▶ **Task instructions**
Find every line with the string "type" in it, count them, and reply with that count only.

[Records excerpted from a collection]
------------------------------------------------------------
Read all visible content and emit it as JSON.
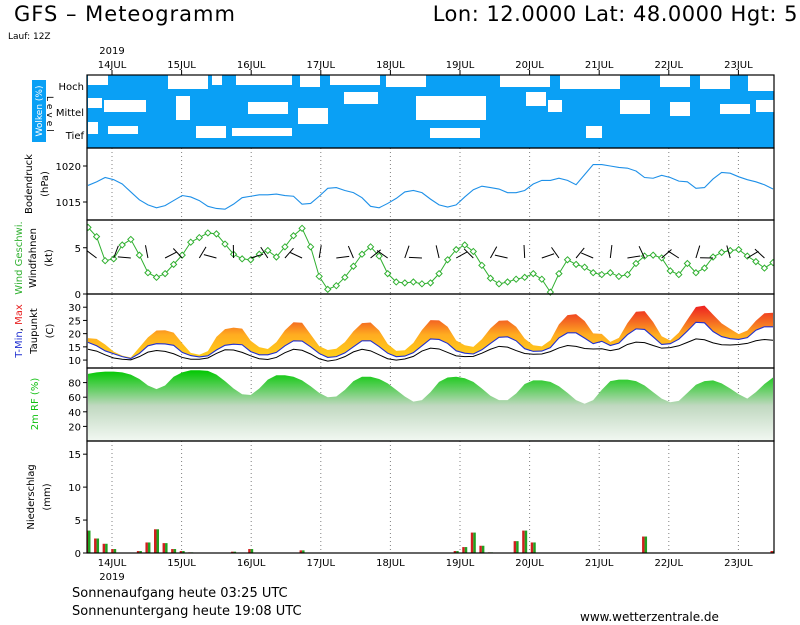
{
  "header": {
    "title": "GFS – Meteogramm",
    "coords": "Lon: 12.0000  Lat: 48.0000  Hgt: 5",
    "run": "Lauf: 12Z"
  },
  "footer": {
    "sunrise": "Sonnenaufgang heute 03:25 UTC",
    "sunset": "Sonnenuntergang heute 19:08 UTC",
    "site": "www.wetterzentrale.de"
  },
  "colors": {
    "cloud": "#0aa0f5",
    "pressure": "#1e90e8",
    "wind": "#30b030",
    "tmax": "#e82020",
    "tmin": "#2030d0",
    "dew": "#000000",
    "rh": "#10c010",
    "rain_green": "#20a020",
    "rain_red": "#d02020"
  },
  "chart_data": [
    {
      "type": "heatmap",
      "panel": "clouds",
      "ylabel": "Wolken (%)",
      "ylabel2": "Level",
      "levels": [
        "Hoch",
        "Mittel",
        "Tief"
      ],
      "year": "2019",
      "dates": [
        "14JUL",
        "15JUL",
        "16JUL",
        "17JUL",
        "18JUL",
        "19JUL",
        "20JUL",
        "21JUL",
        "22JUL",
        "23JUL"
      ]
    },
    {
      "type": "line",
      "panel": "pressure",
      "ylabel": "Bodendruck",
      "unit": "(hPa)",
      "yticks": [
        1015,
        1020
      ],
      "ylim": [
        1012.5,
        1022.5
      ],
      "values": [
        1017.3,
        1017.8,
        1018.4,
        1018.1,
        1017.5,
        1016.4,
        1015.3,
        1014.6,
        1014.2,
        1014.5,
        1015.2,
        1015.9,
        1015.7,
        1015.2,
        1014.4,
        1014.1,
        1014.0,
        1014.7,
        1015.6,
        1015.8,
        1016.0,
        1016.0,
        1016.1,
        1015.9,
        1015.8,
        1014.7,
        1014.8,
        1015.8,
        1016.9,
        1017.0,
        1016.6,
        1016.3,
        1015.6,
        1014.4,
        1014.2,
        1014.8,
        1015.5,
        1016.4,
        1016.6,
        1016.3,
        1015.4,
        1014.6,
        1014.3,
        1014.6,
        1015.7,
        1016.7,
        1017.2,
        1017.0,
        1016.8,
        1016.3,
        1016.3,
        1016.6,
        1017.5,
        1018.0,
        1018.0,
        1018.3,
        1018.0,
        1017.4,
        1018.8,
        1020.2,
        1020.2,
        1020.0,
        1019.8,
        1019.7,
        1019.3,
        1018.4,
        1018.3,
        1018.7,
        1018.4,
        1017.9,
        1017.8,
        1016.9,
        1017.0,
        1018.2,
        1019.1,
        1019.0,
        1018.5,
        1018.1,
        1017.8,
        1017.4,
        1016.8
      ]
    },
    {
      "type": "line",
      "panel": "wind",
      "ylabel": "Wind Geschwi.",
      "ylabel2": "Windfahnen",
      "unit": "(kt)",
      "yticks": [
        0,
        5
      ],
      "ylim": [
        0,
        8
      ],
      "values": [
        7.2,
        6.2,
        3.6,
        3.8,
        5.3,
        5.9,
        4.2,
        2.3,
        1.8,
        2.2,
        3.2,
        4.2,
        5.6,
        6.1,
        6.6,
        6.5,
        5.4,
        4.3,
        3.8,
        3.7,
        4.3,
        4.7,
        4.0,
        5.1,
        6.3,
        7.1,
        5.1,
        1.9,
        0.5,
        0.9,
        1.8,
        3.0,
        4.3,
        5.1,
        4.1,
        2.2,
        1.3,
        1.2,
        1.3,
        1.1,
        1.2,
        2.2,
        3.7,
        4.8,
        5.3,
        4.6,
        3.1,
        1.7,
        1.1,
        1.3,
        1.6,
        1.8,
        2.2,
        1.6,
        0.2,
        2.2,
        3.7,
        3.2,
        2.9,
        2.3,
        2.1,
        2.3,
        1.9,
        2.1,
        3.3,
        4.1,
        4.2,
        3.9,
        2.5,
        2.1,
        3.3,
        2.3,
        2.8,
        4.0,
        4.5,
        4.7,
        4.8,
        4.1,
        3.5,
        2.8,
        3.4
      ]
    },
    {
      "type": "area",
      "panel": "temperature",
      "ylabel_parts": [
        "T-Min",
        ", ",
        "Max"
      ],
      "ylabel2": "Taupunkt",
      "unit": "(C)",
      "yticks": [
        10,
        15,
        20,
        25,
        30
      ],
      "ylim": [
        7,
        35
      ],
      "series": [
        {
          "name": "Max",
          "values": [
            18.3,
            18.0,
            15.9,
            13.2,
            11.7,
            11.0,
            14.8,
            18.6,
            21.2,
            21.3,
            20.4,
            16.4,
            12.7,
            12.0,
            13.4,
            18.8,
            21.7,
            22.3,
            21.9,
            17.3,
            14.9,
            14.2,
            16.8,
            21.3,
            24.3,
            24.1,
            19.7,
            15.3,
            13.8,
            14.3,
            16.8,
            20.9,
            24.0,
            24.2,
            21.2,
            16.1,
            13.5,
            13.7,
            16.5,
            21.4,
            25.1,
            25.0,
            22.6,
            17.4,
            15.6,
            15.0,
            17.9,
            22.0,
            24.9,
            25.0,
            22.6,
            18.1,
            15.6,
            15.2,
            17.5,
            23.5,
            27.0,
            27.4,
            24.8,
            20.1,
            19.9,
            16.9,
            18.4,
            24.0,
            28.3,
            28.5,
            24.4,
            19.0,
            17.4,
            20.4,
            25.3,
            30.1,
            30.6,
            27.2,
            23.9,
            21.8,
            19.8,
            21.2,
            24.9,
            27.7,
            27.9
          ]
        },
        {
          "name": "T-Min",
          "values": [
            16.7,
            15.4,
            13.5,
            12.4,
            11.3,
            10.6,
            12.5,
            15.4,
            16.2,
            16.1,
            15.6,
            12.9,
            11.7,
            11.2,
            11.6,
            13.8,
            15.6,
            16.0,
            15.8,
            13.2,
            12.0,
            12.0,
            12.9,
            15.4,
            17.3,
            17.2,
            15.0,
            12.5,
            11.0,
            11.3,
            12.7,
            15.0,
            17.3,
            17.3,
            15.1,
            12.6,
            11.3,
            11.5,
            12.8,
            15.4,
            18.0,
            17.8,
            16.3,
            13.5,
            12.6,
            12.3,
            13.9,
            16.3,
            18.6,
            18.8,
            17.3,
            14.3,
            13.3,
            13.4,
            14.7,
            18.4,
            20.3,
            20.3,
            18.3,
            16.2,
            17.1,
            15.5,
            16.4,
            19.6,
            21.8,
            21.6,
            18.8,
            15.9,
            16.2,
            17.9,
            21.0,
            24.3,
            24.1,
            20.8,
            18.9,
            18.1,
            17.8,
            18.5,
            21.3,
            22.6,
            22.6
          ]
        },
        {
          "name": "Taupunkt",
          "values": [
            14.1,
            13.4,
            12.0,
            10.8,
            10.3,
            10.1,
            11.3,
            13.0,
            13.6,
            13.3,
            12.4,
            11.0,
            10.3,
            10.3,
            10.8,
            12.5,
            13.9,
            13.8,
            12.9,
            11.6,
            10.5,
            10.2,
            11.0,
            12.8,
            14.1,
            13.7,
            12.3,
            10.5,
            9.6,
            10.1,
            11.3,
            13.1,
            14.1,
            13.5,
            12.0,
            10.5,
            10.0,
            10.4,
            11.4,
            13.4,
            14.5,
            14.2,
            12.9,
            11.6,
            11.3,
            11.4,
            12.6,
            14.1,
            15.2,
            14.9,
            13.6,
            12.5,
            12.2,
            12.3,
            13.2,
            14.6,
            15.5,
            15.2,
            14.4,
            14.2,
            14.3,
            13.6,
            14.2,
            15.9,
            16.8,
            16.6,
            15.5,
            14.5,
            14.7,
            15.4,
            16.7,
            18.0,
            17.7,
            16.5,
            15.8,
            15.7,
            15.9,
            16.3,
            17.3,
            17.8,
            17.5
          ]
        }
      ]
    },
    {
      "type": "area",
      "panel": "humidity",
      "ylabel": "2m RF (%)",
      "yticks": [
        20,
        40,
        60,
        80
      ],
      "ylim": [
        0,
        100
      ],
      "values": [
        92,
        94,
        95,
        95,
        94,
        91,
        85,
        76,
        71,
        76,
        88,
        94,
        97,
        97,
        96,
        91,
        82,
        72,
        64,
        63,
        72,
        84,
        90,
        90,
        88,
        83,
        75,
        66,
        60,
        61,
        70,
        82,
        88,
        88,
        85,
        79,
        70,
        61,
        54,
        56,
        67,
        81,
        87,
        88,
        86,
        81,
        72,
        62,
        56,
        56,
        65,
        78,
        83,
        83,
        81,
        75,
        66,
        56,
        51,
        56,
        70,
        82,
        84,
        84,
        82,
        76,
        67,
        58,
        53,
        55,
        66,
        77,
        82,
        83,
        79,
        72,
        64,
        58,
        67,
        78,
        87
      ]
    },
    {
      "type": "bar",
      "panel": "precipitation",
      "ylabel": "Niederschlag",
      "unit": "(mm)",
      "yticks": [
        0,
        5,
        10,
        15
      ],
      "ylim": [
        0,
        17
      ],
      "values": [
        3.4,
        2.2,
        1.4,
        0.6,
        0,
        0,
        0.3,
        1.6,
        3.6,
        1.5,
        0.6,
        0.3,
        0.1,
        0,
        0,
        0,
        0,
        0.2,
        0,
        0.6,
        0,
        0,
        0,
        0,
        0,
        0.4,
        0,
        0,
        0,
        0,
        0,
        0,
        0,
        0,
        0,
        0,
        0,
        0,
        0,
        0,
        0,
        0,
        0,
        0.3,
        0.9,
        3.1,
        1.1,
        0.1,
        0,
        0,
        1.8,
        3.4,
        1.6,
        0,
        0,
        0,
        0,
        0,
        0,
        0,
        0,
        0,
        0,
        0,
        0,
        2.5,
        0,
        0,
        0,
        0,
        0,
        0,
        0,
        0,
        0,
        0,
        0,
        0,
        0,
        0,
        0.3
      ]
    }
  ]
}
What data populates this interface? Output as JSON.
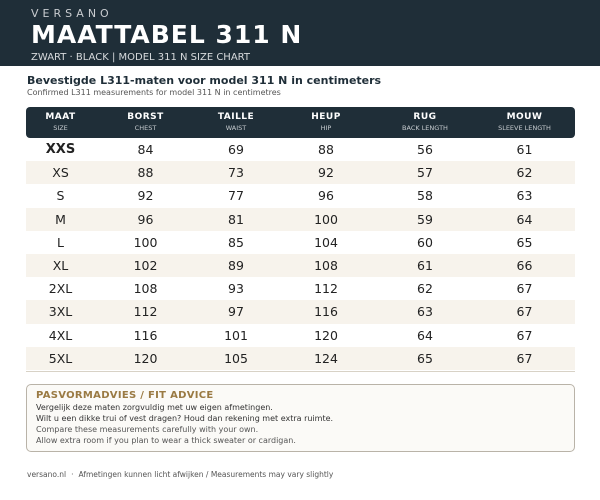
{
  "header": {
    "brand": "VERSANO",
    "title": "MAATTABEL 311 N",
    "subtitle": "ZWART · BLACK  |  MODEL 311 N SIZE CHART"
  },
  "section": {
    "heading": "Bevestigde L311-maten voor model 311 N in centimeters",
    "subheading": "Confirmed L311 measurements for model 311 N in centimetres"
  },
  "table": {
    "columns": [
      {
        "label": "MAAT",
        "sub": "SIZE"
      },
      {
        "label": "BORST",
        "sub": "CHEST"
      },
      {
        "label": "TAILLE",
        "sub": "WAIST"
      },
      {
        "label": "HEUP",
        "sub": "HIP"
      },
      {
        "label": "RUG",
        "sub": "BACK LENGTH"
      },
      {
        "label": "MOUW",
        "sub": "SLEEVE LENGTH"
      }
    ],
    "rows": [
      [
        "XXS",
        "84",
        "69",
        "88",
        "56",
        "61"
      ],
      [
        "XS",
        "88",
        "73",
        "92",
        "57",
        "62"
      ],
      [
        "S",
        "92",
        "77",
        "96",
        "58",
        "63"
      ],
      [
        "M",
        "96",
        "81",
        "100",
        "59",
        "64"
      ],
      [
        "L",
        "100",
        "85",
        "104",
        "60",
        "65"
      ],
      [
        "XL",
        "102",
        "89",
        "108",
        "61",
        "66"
      ],
      [
        "2XL",
        "108",
        "93",
        "112",
        "62",
        "67"
      ],
      [
        "3XL",
        "112",
        "97",
        "116",
        "63",
        "67"
      ],
      [
        "4XL",
        "116",
        "101",
        "120",
        "64",
        "67"
      ],
      [
        "5XL",
        "120",
        "105",
        "124",
        "65",
        "67"
      ]
    ]
  },
  "advice": {
    "title": "PASVORMADVIES / FIT ADVICE",
    "lines": [
      "Vergelijk deze maten zorgvuldig met uw eigen afmetingen.",
      "Wilt u een dikke trui of vest dragen? Houd dan rekening met extra ruimte.",
      "Compare these measurements carefully with your own.",
      "Allow extra room if you plan to wear a thick sweater or cardigan."
    ]
  },
  "footer": {
    "site": "versano.nl",
    "note": "Afmetingen kunnen licht afwijken / Measurements may vary slightly"
  },
  "colors": {
    "header_bg": "#1f2e38",
    "row_alt_bg": "#f7f3ec",
    "advice_title": "#9a7a43"
  }
}
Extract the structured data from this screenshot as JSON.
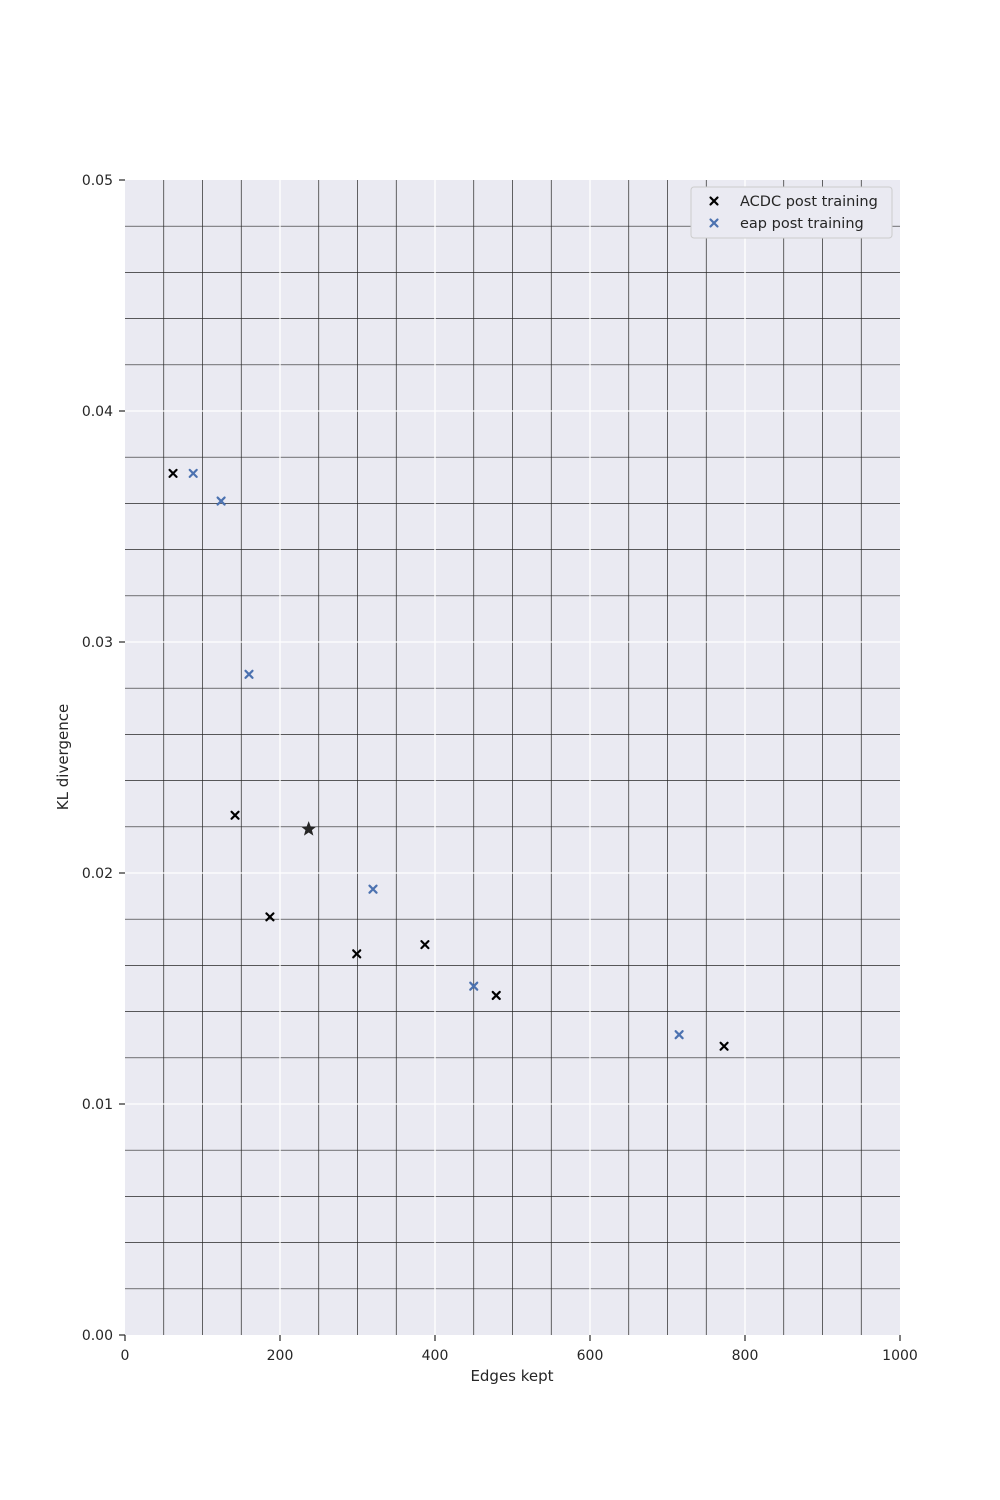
{
  "chart_data": {
    "type": "scatter",
    "title": "",
    "xlabel": "Edges kept",
    "ylabel": "KL divergence",
    "xlim": [
      0,
      1000
    ],
    "ylim": [
      0,
      0.05
    ],
    "x_major_ticks": [
      0,
      200,
      400,
      600,
      800,
      1000
    ],
    "x_major_tick_labels": [
      "0",
      "200",
      "400",
      "600",
      "800",
      "1000"
    ],
    "x_minor_step": 50,
    "y_major_ticks": [
      0,
      0.01,
      0.02,
      0.03,
      0.04,
      0.05
    ],
    "y_major_tick_labels": [
      "0.00",
      "0.01",
      "0.02",
      "0.03",
      "0.04",
      "0.05"
    ],
    "y_minor_step": 0.002,
    "grid": true,
    "legend_position": "top-right",
    "background_color": "#eaeaf2",
    "major_grid_color": "#ffffff",
    "minor_grid_color": "#262626",
    "series": [
      {
        "name": "ACDC post training",
        "color": "#000000",
        "marker": "x",
        "points": [
          {
            "x": 62,
            "y": 0.0373
          },
          {
            "x": 142,
            "y": 0.0225
          },
          {
            "x": 187,
            "y": 0.0181
          },
          {
            "x": 299,
            "y": 0.0165
          },
          {
            "x": 387,
            "y": 0.0169
          },
          {
            "x": 479,
            "y": 0.0147
          },
          {
            "x": 773,
            "y": 0.0125
          }
        ]
      },
      {
        "name": "eap post training",
        "color": "#4c72b0",
        "marker": "x",
        "points": [
          {
            "x": 88,
            "y": 0.0373
          },
          {
            "x": 124,
            "y": 0.0361
          },
          {
            "x": 160,
            "y": 0.0286
          },
          {
            "x": 320,
            "y": 0.0193
          },
          {
            "x": 450,
            "y": 0.0151
          },
          {
            "x": 715,
            "y": 0.013
          }
        ]
      }
    ],
    "highlight": {
      "marker": "star",
      "color": "#262626",
      "x": 237,
      "y": 0.0219
    }
  }
}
------------------------------------------------------------
▶ **Solution to the problem**
7